Goal of the exercise - Separate out the lines that hold "direction".

(Records from a dataset)

[BEGIN]

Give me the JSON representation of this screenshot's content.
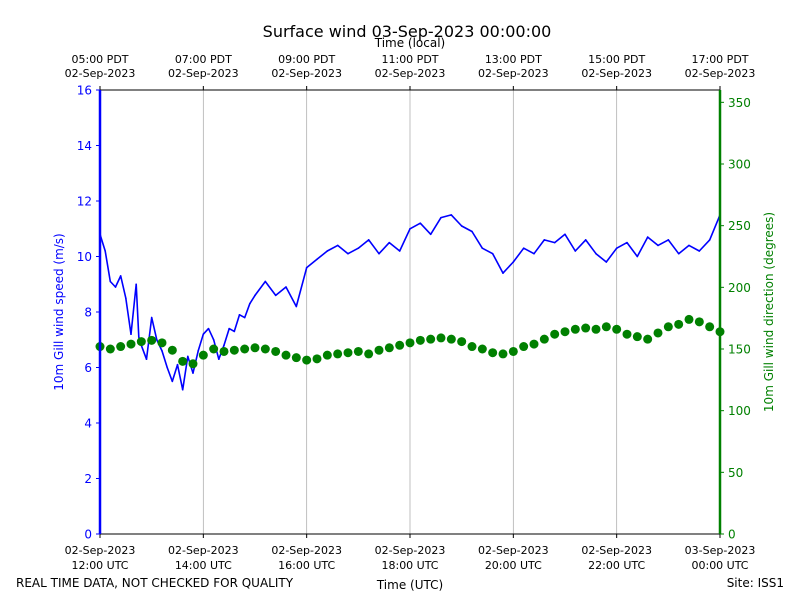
{
  "chart_data": {
    "type": "line",
    "title": "Surface wind 03-Sep-2023 00:00:00",
    "top_axis_label": "Time (local)",
    "xlabel": "Time (UTC)",
    "ylabel_left": "10m Gill wind speed (m/s)",
    "ylabel_right": "10m Gill wind direction (degrees)",
    "left_color": "#0000ff",
    "right_color": "#008000",
    "footer_left": "REAL TIME DATA, NOT CHECKED FOR QUALITY",
    "footer_right": "Site: ISS1",
    "x_range_hours_utc": [
      12,
      24
    ],
    "ylim_left": [
      0,
      16
    ],
    "ylim_right": [
      0,
      360
    ],
    "grid": "vertical",
    "bottom_ticks": [
      {
        "hour": 12,
        "date": "02-Sep-2023",
        "time": "12:00 UTC"
      },
      {
        "hour": 14,
        "date": "02-Sep-2023",
        "time": "14:00 UTC"
      },
      {
        "hour": 16,
        "date": "02-Sep-2023",
        "time": "16:00 UTC"
      },
      {
        "hour": 18,
        "date": "02-Sep-2023",
        "time": "18:00 UTC"
      },
      {
        "hour": 20,
        "date": "02-Sep-2023",
        "time": "20:00 UTC"
      },
      {
        "hour": 22,
        "date": "02-Sep-2023",
        "time": "22:00 UTC"
      },
      {
        "hour": 24,
        "date": "03-Sep-2023",
        "time": "00:00 UTC"
      }
    ],
    "top_ticks": [
      {
        "hour": 12,
        "time": "05:00 PDT",
        "date": "02-Sep-2023"
      },
      {
        "hour": 14,
        "time": "07:00 PDT",
        "date": "02-Sep-2023"
      },
      {
        "hour": 16,
        "time": "09:00 PDT",
        "date": "02-Sep-2023"
      },
      {
        "hour": 18,
        "time": "11:00 PDT",
        "date": "02-Sep-2023"
      },
      {
        "hour": 20,
        "time": "13:00 PDT",
        "date": "02-Sep-2023"
      },
      {
        "hour": 22,
        "time": "15:00 PDT",
        "date": "02-Sep-2023"
      },
      {
        "hour": 24,
        "time": "17:00 PDT",
        "date": "02-Sep-2023"
      }
    ],
    "left_ticks": [
      0,
      2,
      4,
      6,
      8,
      10,
      12,
      14,
      16
    ],
    "right_ticks": [
      0,
      50,
      100,
      150,
      200,
      250,
      300,
      350
    ],
    "series": [
      {
        "name": "10m Gill wind speed (m/s)",
        "axis": "left",
        "style": "line",
        "x": [
          12.0,
          12.1,
          12.2,
          12.3,
          12.4,
          12.5,
          12.6,
          12.7,
          12.75,
          12.8,
          12.9,
          13.0,
          13.1,
          13.2,
          13.3,
          13.4,
          13.5,
          13.6,
          13.7,
          13.8,
          13.9,
          14.0,
          14.1,
          14.2,
          14.3,
          14.4,
          14.5,
          14.6,
          14.7,
          14.8,
          14.9,
          15.0,
          15.2,
          15.4,
          15.6,
          15.8,
          16.0,
          16.2,
          16.4,
          16.6,
          16.8,
          17.0,
          17.2,
          17.4,
          17.6,
          17.8,
          18.0,
          18.2,
          18.4,
          18.6,
          18.8,
          19.0,
          19.2,
          19.4,
          19.6,
          19.8,
          20.0,
          20.2,
          20.4,
          20.6,
          20.8,
          21.0,
          21.2,
          21.4,
          21.6,
          21.8,
          22.0,
          22.2,
          22.4,
          22.6,
          22.8,
          23.0,
          23.2,
          23.4,
          23.6,
          23.8,
          24.0
        ],
        "y": [
          10.8,
          10.2,
          9.1,
          8.9,
          9.3,
          8.5,
          7.2,
          9.0,
          7.1,
          6.8,
          6.3,
          7.8,
          7.0,
          6.6,
          6.0,
          5.5,
          6.1,
          5.2,
          6.4,
          5.8,
          6.6,
          7.2,
          7.4,
          7.0,
          6.3,
          6.8,
          7.4,
          7.3,
          7.9,
          7.8,
          8.3,
          8.6,
          9.1,
          8.6,
          8.9,
          8.2,
          9.6,
          9.9,
          10.2,
          10.4,
          10.1,
          10.3,
          10.6,
          10.1,
          10.5,
          10.2,
          11.0,
          11.2,
          10.8,
          11.4,
          11.5,
          11.1,
          10.9,
          10.3,
          10.1,
          9.4,
          9.8,
          10.3,
          10.1,
          10.6,
          10.5,
          10.8,
          10.2,
          10.6,
          10.1,
          9.8,
          10.3,
          10.5,
          10.0,
          10.7,
          10.4,
          10.6,
          10.1,
          10.4,
          10.2,
          10.6,
          11.5
        ]
      },
      {
        "name": "10m Gill wind direction (degrees)",
        "axis": "right",
        "style": "markers",
        "x": [
          12.0,
          12.2,
          12.4,
          12.6,
          12.8,
          13.0,
          13.2,
          13.4,
          13.6,
          13.8,
          14.0,
          14.2,
          14.4,
          14.6,
          14.8,
          15.0,
          15.2,
          15.4,
          15.6,
          15.8,
          16.0,
          16.2,
          16.4,
          16.6,
          16.8,
          17.0,
          17.2,
          17.4,
          17.6,
          17.8,
          18.0,
          18.2,
          18.4,
          18.6,
          18.8,
          19.0,
          19.2,
          19.4,
          19.6,
          19.8,
          20.0,
          20.2,
          20.4,
          20.6,
          20.8,
          21.0,
          21.2,
          21.4,
          21.6,
          21.8,
          22.0,
          22.2,
          22.4,
          22.6,
          22.8,
          23.0,
          23.2,
          23.4,
          23.6,
          23.8,
          24.0
        ],
        "y": [
          152,
          150,
          152,
          154,
          156,
          157,
          155,
          149,
          140,
          138,
          145,
          150,
          148,
          149,
          150,
          151,
          150,
          148,
          145,
          143,
          141,
          142,
          145,
          146,
          147,
          148,
          146,
          149,
          151,
          153,
          155,
          157,
          158,
          159,
          158,
          156,
          152,
          150,
          147,
          146,
          148,
          152,
          154,
          158,
          162,
          164,
          166,
          167,
          166,
          168,
          166,
          162,
          160,
          158,
          163,
          168,
          170,
          174,
          172,
          168,
          164
        ]
      }
    ]
  }
}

[END]

Output for this exercise -
    "ylabel_right": "10m Gill wind direction (degrees)",
        "name": "10m Gill wind direction (degrees)",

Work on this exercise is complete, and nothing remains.